• Data shown:

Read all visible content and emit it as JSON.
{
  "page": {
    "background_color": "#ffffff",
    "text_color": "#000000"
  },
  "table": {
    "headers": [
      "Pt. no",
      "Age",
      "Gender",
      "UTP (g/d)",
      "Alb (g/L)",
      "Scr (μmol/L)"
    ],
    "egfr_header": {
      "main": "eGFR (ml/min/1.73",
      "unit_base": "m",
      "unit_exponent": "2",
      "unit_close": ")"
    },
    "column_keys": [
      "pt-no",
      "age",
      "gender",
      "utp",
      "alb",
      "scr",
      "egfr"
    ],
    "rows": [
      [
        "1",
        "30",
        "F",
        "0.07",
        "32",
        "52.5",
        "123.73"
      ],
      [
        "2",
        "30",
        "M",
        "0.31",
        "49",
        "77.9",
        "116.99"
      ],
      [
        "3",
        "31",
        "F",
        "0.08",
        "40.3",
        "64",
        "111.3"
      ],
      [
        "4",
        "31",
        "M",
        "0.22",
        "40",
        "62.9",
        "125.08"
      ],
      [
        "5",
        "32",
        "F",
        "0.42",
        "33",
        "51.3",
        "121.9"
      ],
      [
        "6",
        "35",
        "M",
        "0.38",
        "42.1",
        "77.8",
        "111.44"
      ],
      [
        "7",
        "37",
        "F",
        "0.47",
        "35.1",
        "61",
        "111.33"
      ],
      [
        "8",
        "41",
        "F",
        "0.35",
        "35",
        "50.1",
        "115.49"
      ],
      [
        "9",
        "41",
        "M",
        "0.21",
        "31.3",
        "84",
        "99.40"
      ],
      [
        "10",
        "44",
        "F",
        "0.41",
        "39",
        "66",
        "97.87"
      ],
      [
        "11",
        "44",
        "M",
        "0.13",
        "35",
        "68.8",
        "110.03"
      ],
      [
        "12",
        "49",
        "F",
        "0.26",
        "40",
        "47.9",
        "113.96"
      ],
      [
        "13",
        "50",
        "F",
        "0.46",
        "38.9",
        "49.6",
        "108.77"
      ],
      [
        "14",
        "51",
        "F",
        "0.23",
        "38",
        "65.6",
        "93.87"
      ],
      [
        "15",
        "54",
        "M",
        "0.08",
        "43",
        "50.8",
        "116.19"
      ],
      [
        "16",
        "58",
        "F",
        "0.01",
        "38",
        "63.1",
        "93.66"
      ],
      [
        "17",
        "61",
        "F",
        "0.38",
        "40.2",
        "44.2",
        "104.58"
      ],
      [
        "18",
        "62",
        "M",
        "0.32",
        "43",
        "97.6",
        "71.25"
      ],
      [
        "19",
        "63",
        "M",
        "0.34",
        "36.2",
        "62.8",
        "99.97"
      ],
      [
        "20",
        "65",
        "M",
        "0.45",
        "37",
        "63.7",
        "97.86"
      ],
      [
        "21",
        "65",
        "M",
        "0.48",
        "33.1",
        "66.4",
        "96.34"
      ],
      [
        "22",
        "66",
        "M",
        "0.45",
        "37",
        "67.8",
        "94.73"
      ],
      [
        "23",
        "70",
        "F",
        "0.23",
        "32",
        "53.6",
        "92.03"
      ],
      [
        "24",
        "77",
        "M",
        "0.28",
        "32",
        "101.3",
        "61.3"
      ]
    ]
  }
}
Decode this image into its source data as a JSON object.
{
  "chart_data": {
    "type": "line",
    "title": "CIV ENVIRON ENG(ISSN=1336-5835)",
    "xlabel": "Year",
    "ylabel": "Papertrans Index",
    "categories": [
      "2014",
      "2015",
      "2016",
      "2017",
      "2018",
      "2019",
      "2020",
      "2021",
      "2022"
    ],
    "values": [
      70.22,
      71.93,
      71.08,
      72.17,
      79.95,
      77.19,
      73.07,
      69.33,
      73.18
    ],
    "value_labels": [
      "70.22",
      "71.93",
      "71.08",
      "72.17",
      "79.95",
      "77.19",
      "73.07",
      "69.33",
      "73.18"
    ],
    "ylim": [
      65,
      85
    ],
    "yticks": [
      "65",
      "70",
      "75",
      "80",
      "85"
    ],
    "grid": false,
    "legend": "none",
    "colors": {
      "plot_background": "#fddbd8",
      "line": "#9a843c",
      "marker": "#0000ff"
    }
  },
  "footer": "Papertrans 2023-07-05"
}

• Task directions: List all lines where "Papertrans" occurs.

• Final result:
    "ylabel": "Papertrans Index",
  "footer": "Papertrans 2023-07-05"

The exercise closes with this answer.